Stored items
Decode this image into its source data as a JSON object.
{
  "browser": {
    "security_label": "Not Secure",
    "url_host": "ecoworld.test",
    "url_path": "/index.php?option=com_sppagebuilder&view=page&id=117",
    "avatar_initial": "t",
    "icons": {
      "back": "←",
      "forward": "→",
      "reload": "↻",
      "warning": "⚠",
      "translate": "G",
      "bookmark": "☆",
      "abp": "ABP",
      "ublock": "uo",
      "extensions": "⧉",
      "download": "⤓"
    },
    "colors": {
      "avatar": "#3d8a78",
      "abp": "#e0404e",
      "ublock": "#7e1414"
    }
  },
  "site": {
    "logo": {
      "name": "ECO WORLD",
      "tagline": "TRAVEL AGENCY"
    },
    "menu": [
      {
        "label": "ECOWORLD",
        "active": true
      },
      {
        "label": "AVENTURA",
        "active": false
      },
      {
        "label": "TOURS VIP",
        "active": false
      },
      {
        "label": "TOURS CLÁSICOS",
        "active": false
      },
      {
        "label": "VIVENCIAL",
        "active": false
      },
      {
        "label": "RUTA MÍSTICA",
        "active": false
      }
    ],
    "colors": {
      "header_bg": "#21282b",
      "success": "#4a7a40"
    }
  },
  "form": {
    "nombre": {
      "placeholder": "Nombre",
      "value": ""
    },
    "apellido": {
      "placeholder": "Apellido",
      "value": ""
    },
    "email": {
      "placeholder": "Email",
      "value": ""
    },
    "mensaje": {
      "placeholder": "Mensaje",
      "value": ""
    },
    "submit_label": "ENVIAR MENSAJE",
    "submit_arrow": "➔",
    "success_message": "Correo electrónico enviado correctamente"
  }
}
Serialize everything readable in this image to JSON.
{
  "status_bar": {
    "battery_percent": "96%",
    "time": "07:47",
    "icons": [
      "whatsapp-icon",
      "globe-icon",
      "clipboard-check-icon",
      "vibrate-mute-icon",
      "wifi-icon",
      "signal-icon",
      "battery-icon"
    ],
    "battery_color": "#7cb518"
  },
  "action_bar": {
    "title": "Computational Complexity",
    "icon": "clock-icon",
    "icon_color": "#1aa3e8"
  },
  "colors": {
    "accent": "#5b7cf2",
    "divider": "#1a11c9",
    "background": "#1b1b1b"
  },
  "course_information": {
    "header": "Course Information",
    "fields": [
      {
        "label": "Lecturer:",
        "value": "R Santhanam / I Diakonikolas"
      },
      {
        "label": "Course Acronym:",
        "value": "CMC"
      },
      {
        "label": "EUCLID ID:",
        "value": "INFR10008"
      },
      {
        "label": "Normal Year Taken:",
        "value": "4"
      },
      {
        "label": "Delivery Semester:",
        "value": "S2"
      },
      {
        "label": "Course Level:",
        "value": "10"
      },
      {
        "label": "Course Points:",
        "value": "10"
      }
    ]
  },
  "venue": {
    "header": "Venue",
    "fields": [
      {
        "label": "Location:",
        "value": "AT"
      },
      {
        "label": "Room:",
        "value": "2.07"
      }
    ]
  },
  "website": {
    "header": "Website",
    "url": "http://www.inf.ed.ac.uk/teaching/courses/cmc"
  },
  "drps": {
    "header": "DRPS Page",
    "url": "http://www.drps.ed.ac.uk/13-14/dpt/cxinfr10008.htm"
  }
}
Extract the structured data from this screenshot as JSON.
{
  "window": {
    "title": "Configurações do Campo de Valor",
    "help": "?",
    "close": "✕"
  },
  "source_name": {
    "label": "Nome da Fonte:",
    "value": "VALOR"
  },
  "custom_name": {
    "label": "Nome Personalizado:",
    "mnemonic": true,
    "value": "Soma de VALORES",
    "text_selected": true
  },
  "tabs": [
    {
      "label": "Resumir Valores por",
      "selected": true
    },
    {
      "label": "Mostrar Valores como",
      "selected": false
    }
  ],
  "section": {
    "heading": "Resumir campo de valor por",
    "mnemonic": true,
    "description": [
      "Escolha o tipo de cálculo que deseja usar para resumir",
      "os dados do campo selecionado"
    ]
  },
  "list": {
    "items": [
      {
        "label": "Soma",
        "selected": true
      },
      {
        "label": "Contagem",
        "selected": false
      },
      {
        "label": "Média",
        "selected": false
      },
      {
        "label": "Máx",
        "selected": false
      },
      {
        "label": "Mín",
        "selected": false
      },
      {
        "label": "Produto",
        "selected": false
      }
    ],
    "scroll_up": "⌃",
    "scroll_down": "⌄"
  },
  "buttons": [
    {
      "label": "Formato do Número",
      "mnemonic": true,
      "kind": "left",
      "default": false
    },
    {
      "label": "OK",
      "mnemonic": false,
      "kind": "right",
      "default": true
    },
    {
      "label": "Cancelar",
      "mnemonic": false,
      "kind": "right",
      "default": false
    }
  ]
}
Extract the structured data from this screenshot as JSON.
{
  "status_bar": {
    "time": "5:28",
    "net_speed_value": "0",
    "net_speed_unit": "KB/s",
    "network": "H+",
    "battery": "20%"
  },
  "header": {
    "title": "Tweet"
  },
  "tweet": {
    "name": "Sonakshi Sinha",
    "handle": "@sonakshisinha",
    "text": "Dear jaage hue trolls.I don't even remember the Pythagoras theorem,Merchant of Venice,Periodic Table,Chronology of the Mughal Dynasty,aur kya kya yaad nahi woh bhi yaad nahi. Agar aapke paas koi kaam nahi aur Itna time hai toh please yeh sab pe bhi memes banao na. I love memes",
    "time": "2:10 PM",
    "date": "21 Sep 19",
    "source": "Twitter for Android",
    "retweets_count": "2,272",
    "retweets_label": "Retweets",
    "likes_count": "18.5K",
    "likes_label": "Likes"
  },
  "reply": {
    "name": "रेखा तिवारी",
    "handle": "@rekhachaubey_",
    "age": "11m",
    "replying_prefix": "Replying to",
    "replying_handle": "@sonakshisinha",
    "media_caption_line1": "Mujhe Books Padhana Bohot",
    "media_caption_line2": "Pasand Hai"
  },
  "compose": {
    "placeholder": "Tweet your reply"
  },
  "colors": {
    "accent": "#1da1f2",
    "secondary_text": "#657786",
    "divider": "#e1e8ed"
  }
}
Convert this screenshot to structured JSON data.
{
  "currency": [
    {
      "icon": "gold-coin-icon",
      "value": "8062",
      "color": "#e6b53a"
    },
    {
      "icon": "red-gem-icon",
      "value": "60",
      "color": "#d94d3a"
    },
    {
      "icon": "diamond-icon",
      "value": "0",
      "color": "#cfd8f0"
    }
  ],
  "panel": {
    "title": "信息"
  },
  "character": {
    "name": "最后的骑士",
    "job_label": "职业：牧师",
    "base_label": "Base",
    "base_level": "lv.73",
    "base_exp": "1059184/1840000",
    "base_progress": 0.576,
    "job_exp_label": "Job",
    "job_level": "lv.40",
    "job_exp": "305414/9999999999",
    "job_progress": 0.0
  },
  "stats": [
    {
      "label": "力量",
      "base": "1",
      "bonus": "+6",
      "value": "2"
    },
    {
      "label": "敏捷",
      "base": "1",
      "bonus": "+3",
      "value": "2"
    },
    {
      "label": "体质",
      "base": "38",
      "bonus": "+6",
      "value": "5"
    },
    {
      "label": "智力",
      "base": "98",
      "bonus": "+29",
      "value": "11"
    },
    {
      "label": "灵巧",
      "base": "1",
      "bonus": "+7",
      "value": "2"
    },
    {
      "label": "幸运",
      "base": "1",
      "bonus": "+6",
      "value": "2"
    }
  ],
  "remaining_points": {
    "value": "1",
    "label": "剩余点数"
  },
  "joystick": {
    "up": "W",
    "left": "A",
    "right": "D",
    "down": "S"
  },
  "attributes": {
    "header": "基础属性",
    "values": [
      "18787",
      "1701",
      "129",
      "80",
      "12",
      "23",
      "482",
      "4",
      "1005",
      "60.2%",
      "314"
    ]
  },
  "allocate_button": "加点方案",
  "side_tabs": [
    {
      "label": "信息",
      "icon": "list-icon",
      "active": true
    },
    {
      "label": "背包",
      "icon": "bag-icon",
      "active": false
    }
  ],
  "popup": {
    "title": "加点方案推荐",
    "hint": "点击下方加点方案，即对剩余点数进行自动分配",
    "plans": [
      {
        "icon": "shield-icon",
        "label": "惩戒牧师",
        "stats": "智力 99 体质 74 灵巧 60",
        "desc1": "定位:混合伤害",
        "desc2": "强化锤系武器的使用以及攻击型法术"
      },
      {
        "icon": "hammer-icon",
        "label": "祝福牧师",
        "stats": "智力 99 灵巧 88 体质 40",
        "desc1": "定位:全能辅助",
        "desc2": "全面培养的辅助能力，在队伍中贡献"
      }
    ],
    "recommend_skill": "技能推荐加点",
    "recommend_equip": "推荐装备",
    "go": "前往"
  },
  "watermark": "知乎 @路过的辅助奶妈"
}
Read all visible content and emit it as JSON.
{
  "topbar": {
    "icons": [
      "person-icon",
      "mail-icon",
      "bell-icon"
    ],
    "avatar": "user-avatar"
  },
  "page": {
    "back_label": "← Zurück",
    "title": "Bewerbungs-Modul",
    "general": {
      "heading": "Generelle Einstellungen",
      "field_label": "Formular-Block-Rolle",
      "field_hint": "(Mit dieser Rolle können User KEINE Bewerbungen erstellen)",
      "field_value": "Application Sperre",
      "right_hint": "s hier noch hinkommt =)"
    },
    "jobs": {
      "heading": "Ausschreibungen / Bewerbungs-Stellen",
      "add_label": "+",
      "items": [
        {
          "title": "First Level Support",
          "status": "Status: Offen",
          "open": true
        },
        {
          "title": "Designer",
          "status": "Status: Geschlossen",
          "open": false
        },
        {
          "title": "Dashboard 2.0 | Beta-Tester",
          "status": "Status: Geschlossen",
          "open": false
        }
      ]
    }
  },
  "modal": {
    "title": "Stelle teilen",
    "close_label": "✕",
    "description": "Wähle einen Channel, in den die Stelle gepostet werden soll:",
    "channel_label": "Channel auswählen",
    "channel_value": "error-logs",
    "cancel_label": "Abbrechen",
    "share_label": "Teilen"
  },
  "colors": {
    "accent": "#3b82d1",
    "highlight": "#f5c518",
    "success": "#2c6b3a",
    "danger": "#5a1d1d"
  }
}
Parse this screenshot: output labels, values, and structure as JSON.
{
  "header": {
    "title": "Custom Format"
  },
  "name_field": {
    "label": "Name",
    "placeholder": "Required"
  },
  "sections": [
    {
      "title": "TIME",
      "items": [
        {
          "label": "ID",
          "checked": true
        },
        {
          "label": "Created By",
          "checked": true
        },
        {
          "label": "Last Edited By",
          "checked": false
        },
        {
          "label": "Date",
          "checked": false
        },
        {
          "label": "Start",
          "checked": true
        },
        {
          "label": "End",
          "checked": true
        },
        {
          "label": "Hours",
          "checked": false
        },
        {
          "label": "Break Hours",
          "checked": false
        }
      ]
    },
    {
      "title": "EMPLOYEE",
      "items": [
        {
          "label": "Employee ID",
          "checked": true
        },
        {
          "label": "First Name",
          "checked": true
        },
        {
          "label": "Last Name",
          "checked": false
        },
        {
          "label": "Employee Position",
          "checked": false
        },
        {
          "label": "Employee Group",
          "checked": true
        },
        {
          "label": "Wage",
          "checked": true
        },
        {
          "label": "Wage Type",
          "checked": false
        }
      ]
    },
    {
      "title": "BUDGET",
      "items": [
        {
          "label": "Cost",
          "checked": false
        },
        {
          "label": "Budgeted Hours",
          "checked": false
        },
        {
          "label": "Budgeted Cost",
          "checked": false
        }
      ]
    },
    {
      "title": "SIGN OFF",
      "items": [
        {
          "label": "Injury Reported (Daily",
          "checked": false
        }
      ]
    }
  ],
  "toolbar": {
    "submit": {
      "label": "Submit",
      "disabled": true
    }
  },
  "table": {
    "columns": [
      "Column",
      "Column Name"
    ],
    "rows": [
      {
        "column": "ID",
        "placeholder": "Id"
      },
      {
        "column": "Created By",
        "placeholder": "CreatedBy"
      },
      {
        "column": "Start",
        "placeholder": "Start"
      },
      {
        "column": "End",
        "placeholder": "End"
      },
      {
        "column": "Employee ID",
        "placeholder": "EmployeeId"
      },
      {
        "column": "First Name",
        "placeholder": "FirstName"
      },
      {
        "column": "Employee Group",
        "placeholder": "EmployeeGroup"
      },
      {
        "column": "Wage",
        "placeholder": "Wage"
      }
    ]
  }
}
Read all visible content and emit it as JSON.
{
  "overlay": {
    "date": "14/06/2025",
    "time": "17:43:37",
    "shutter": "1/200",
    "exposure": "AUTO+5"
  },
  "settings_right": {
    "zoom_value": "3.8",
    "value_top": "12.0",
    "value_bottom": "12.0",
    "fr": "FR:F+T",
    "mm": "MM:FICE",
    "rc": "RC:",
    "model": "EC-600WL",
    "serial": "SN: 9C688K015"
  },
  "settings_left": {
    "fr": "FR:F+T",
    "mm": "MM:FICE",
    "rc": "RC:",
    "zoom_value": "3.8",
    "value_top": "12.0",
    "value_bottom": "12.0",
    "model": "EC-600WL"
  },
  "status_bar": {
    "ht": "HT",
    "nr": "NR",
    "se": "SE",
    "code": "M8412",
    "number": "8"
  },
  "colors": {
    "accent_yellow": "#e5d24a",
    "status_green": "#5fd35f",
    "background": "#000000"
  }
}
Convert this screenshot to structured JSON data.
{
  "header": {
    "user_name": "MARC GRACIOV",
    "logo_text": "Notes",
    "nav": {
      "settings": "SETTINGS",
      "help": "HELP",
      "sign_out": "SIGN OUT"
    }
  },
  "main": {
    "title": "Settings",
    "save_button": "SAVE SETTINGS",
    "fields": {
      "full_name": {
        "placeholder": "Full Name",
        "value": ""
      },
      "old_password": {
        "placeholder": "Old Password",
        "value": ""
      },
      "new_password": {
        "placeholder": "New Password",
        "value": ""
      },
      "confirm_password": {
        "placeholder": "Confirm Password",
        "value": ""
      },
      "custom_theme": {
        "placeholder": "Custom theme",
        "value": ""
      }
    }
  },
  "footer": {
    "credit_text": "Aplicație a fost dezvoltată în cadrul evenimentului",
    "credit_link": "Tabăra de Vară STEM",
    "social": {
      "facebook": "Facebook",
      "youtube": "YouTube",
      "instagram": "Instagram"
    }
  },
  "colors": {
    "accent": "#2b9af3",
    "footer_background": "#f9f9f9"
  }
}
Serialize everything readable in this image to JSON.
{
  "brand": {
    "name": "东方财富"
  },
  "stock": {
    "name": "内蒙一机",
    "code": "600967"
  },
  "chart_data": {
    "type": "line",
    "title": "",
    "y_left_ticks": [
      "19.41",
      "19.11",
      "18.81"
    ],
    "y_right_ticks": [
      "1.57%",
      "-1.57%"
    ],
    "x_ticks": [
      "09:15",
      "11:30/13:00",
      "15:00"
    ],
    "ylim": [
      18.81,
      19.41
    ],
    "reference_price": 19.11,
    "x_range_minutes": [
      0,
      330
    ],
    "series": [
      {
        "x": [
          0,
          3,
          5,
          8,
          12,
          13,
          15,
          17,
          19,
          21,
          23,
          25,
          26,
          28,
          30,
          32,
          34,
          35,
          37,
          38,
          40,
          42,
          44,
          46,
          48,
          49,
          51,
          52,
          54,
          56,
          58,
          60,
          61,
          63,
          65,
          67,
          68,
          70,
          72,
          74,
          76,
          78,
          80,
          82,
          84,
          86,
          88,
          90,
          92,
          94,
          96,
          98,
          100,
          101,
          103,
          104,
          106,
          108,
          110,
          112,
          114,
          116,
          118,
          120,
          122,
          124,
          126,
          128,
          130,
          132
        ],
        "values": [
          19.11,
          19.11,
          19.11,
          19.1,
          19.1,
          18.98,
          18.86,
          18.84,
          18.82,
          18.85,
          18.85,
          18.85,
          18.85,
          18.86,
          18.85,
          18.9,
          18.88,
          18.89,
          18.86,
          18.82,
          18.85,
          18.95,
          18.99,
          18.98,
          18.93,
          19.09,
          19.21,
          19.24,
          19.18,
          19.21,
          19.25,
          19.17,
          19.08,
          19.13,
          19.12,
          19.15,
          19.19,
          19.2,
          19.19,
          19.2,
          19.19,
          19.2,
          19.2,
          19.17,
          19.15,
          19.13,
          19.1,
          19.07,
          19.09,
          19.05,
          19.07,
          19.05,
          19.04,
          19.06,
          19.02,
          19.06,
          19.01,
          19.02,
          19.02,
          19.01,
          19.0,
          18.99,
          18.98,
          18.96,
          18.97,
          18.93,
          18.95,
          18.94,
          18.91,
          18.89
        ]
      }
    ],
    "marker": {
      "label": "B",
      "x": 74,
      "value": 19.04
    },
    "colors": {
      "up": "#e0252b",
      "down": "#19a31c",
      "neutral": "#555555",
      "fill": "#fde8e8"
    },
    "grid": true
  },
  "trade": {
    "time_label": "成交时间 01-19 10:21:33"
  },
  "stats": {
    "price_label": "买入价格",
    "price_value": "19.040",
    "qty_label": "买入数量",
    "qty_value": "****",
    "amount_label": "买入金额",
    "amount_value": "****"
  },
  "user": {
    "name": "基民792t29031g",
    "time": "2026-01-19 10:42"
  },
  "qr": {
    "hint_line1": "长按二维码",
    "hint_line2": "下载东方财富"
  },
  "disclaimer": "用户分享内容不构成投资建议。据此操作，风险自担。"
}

Stated problem
Write out every line of the preceding listing that contains "TOURS".

Written solution
        "label": "TOURS VIP",
        "label": "TOURS CLÁSICOS",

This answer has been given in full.